PROBLEM REQUIREMENTS
Return the records, each one exactly as written.
** START INFORMATION SHOWN **
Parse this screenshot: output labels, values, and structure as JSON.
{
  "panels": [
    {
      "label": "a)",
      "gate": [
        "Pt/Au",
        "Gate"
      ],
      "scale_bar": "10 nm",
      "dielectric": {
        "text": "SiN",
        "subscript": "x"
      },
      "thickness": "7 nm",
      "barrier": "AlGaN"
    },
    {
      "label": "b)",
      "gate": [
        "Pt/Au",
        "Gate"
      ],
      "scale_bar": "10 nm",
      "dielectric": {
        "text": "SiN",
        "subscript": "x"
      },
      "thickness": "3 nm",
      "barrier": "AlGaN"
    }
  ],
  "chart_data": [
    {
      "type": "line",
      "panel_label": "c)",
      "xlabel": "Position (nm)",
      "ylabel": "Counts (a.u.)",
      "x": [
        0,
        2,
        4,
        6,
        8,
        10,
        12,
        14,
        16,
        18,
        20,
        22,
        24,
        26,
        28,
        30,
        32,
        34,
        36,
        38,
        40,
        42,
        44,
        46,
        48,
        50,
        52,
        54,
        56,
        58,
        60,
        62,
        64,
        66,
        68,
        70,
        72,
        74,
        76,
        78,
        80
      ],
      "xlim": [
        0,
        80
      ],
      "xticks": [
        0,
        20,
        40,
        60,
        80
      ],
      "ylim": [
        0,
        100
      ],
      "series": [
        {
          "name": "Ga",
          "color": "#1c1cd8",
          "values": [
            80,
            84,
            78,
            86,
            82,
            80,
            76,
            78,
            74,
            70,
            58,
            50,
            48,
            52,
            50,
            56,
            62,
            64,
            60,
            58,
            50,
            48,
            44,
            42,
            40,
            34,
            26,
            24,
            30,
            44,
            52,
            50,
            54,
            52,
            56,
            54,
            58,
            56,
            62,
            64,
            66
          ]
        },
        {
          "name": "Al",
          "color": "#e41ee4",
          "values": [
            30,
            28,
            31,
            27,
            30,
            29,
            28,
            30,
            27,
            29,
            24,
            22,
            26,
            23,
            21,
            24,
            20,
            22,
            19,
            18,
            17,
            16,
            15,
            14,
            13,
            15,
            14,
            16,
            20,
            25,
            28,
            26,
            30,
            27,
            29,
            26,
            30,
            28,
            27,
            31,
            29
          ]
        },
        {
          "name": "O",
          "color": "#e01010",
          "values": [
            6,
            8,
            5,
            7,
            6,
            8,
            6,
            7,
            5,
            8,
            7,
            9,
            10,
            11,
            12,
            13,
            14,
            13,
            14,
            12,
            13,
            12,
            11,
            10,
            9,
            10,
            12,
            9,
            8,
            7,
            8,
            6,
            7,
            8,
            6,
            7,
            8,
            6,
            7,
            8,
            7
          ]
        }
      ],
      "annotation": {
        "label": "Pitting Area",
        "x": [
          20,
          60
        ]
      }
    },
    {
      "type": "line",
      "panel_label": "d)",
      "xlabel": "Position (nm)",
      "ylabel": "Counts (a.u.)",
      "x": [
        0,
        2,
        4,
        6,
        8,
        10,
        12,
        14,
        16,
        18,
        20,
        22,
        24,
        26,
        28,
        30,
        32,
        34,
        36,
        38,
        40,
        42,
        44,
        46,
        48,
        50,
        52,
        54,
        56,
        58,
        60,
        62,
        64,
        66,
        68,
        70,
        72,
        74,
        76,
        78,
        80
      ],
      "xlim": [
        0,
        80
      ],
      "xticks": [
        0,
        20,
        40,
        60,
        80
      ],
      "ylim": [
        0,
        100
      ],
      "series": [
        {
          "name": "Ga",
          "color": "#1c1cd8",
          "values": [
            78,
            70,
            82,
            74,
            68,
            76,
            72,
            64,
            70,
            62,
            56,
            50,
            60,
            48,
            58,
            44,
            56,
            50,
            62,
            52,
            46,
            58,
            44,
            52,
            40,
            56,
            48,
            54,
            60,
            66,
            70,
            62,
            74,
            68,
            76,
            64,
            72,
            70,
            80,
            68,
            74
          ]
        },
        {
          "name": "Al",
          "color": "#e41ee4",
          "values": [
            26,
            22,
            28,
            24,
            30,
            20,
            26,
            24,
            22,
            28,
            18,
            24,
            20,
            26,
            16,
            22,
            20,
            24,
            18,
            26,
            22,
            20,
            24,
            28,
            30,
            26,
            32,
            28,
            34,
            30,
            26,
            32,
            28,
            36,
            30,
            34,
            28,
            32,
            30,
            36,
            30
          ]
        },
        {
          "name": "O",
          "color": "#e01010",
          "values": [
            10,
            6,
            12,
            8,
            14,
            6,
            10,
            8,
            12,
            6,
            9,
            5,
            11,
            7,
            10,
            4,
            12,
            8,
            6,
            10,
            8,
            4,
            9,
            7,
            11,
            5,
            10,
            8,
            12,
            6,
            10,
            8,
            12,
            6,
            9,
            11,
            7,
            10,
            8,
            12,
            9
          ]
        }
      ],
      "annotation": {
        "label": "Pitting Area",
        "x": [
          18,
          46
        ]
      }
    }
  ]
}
** END INFORMATION SHOWN **
COMPLETE RESPONSE
Parse this screenshot: output labels, values, and structure as JSON.
{
  "panels": [
    {
      "label": "a)",
      "gate": [
        "Pt/Au",
        "Gate"
      ],
      "scale_bar": "10 nm",
      "dielectric": {
        "text": "SiN",
        "subscript": "x"
      },
      "thickness": "7 nm",
      "barrier": "AlGaN"
    },
    {
      "label": "b)",
      "gate": [
        "Pt/Au",
        "Gate"
      ],
      "scale_bar": "10 nm",
      "dielectric": {
        "text": "SiN",
        "subscript": "x"
      },
      "thickness": "3 nm",
      "barrier": "AlGaN"
    }
  ],
  "chart_data": [
    {
      "type": "line",
      "panel_label": "c)",
      "xlabel": "Position (nm)",
      "ylabel": "Counts (a.u.)",
      "x": [
        0,
        2,
        4,
        6,
        8,
        10,
        12,
        14,
        16,
        18,
        20,
        22,
        24,
        26,
        28,
        30,
        32,
        34,
        36,
        38,
        40,
        42,
        44,
        46,
        48,
        50,
        52,
        54,
        56,
        58,
        60,
        62,
        64,
        66,
        68,
        70,
        72,
        74,
        76,
        78,
        80
      ],
      "xlim": [
        0,
        80
      ],
      "xticks": [
        0,
        20,
        40,
        60,
        80
      ],
      "ylim": [
        0,
        100
      ],
      "series": [
        {
          "name": "Ga",
          "color": "#1c1cd8",
          "values": [
            80,
            84,
            78,
            86,
            82,
            80,
            76,
            78,
            74,
            70,
            58,
            50,
            48,
            52,
            50,
            56,
            62,
            64,
            60,
            58,
            50,
            48,
            44,
            42,
            40,
            34,
            26,
            24,
            30,
            44,
            52,
            50,
            54,
            52,
            56,
            54,
            58,
            56,
            62,
            64,
            66
          ]
        },
        {
          "name": "Al",
          "color": "#e41ee4",
          "values": [
            30,
            28,
            31,
            27,
            30,
            29,
            28,
            30,
            27,
            29,
            24,
            22,
            26,
            23,
            21,
            24,
            20,
            22,
            19,
            18,
            17,
            16,
            15,
            14,
            13,
            15,
            14,
            16,
            20,
            25,
            28,
            26,
            30,
            27,
            29,
            26,
            30,
            28,
            27,
            31,
            29
          ]
        },
        {
          "name": "O",
          "color": "#e01010",
          "values": [
            6,
            8,
            5,
            7,
            6,
            8,
            6,
            7,
            5,
            8,
            7,
            9,
            10,
            11,
            12,
            13,
            14,
            13,
            14,
            12,
            13,
            12,
            11,
            10,
            9,
            10,
            12,
            9,
            8,
            7,
            8,
            6,
            7,
            8,
            6,
            7,
            8,
            6,
            7,
            8,
            7
          ]
        }
      ],
      "annotation": {
        "label": "Pitting Area",
        "x": [
          20,
          60
        ]
      }
    },
    {
      "type": "line",
      "panel_label": "d)",
      "xlabel": "Position (nm)",
      "ylabel": "Counts (a.u.)",
      "x": [
        0,
        2,
        4,
        6,
        8,
        10,
        12,
        14,
        16,
        18,
        20,
        22,
        24,
        26,
        28,
        30,
        32,
        34,
        36,
        38,
        40,
        42,
        44,
        46,
        48,
        50,
        52,
        54,
        56,
        58,
        60,
        62,
        64,
        66,
        68,
        70,
        72,
        74,
        76,
        78,
        80
      ],
      "xlim": [
        0,
        80
      ],
      "xticks": [
        0,
        20,
        40,
        60,
        80
      ],
      "ylim": [
        0,
        100
      ],
      "series": [
        {
          "name": "Ga",
          "color": "#1c1cd8",
          "values": [
            78,
            70,
            82,
            74,
            68,
            76,
            72,
            64,
            70,
            62,
            56,
            50,
            60,
            48,
            58,
            44,
            56,
            50,
            62,
            52,
            46,
            58,
            44,
            52,
            40,
            56,
            48,
            54,
            60,
            66,
            70,
            62,
            74,
            68,
            76,
            64,
            72,
            70,
            80,
            68,
            74
          ]
        },
        {
          "name": "Al",
          "color": "#e41ee4",
          "values": [
            26,
            22,
            28,
            24,
            30,
            20,
            26,
            24,
            22,
            28,
            18,
            24,
            20,
            26,
            16,
            22,
            20,
            24,
            18,
            26,
            22,
            20,
            24,
            28,
            30,
            26,
            32,
            28,
            34,
            30,
            26,
            32,
            28,
            36,
            30,
            34,
            28,
            32,
            30,
            36,
            30
          ]
        },
        {
          "name": "O",
          "color": "#e01010",
          "values": [
            10,
            6,
            12,
            8,
            14,
            6,
            10,
            8,
            12,
            6,
            9,
            5,
            11,
            7,
            10,
            4,
            12,
            8,
            6,
            10,
            8,
            4,
            9,
            7,
            11,
            5,
            10,
            8,
            12,
            6,
            10,
            8,
            12,
            6,
            9,
            11,
            7,
            10,
            8,
            12,
            9
          ]
        }
      ],
      "annotation": {
        "label": "Pitting Area",
        "x": [
          18,
          46
        ]
      }
    }
  ]
}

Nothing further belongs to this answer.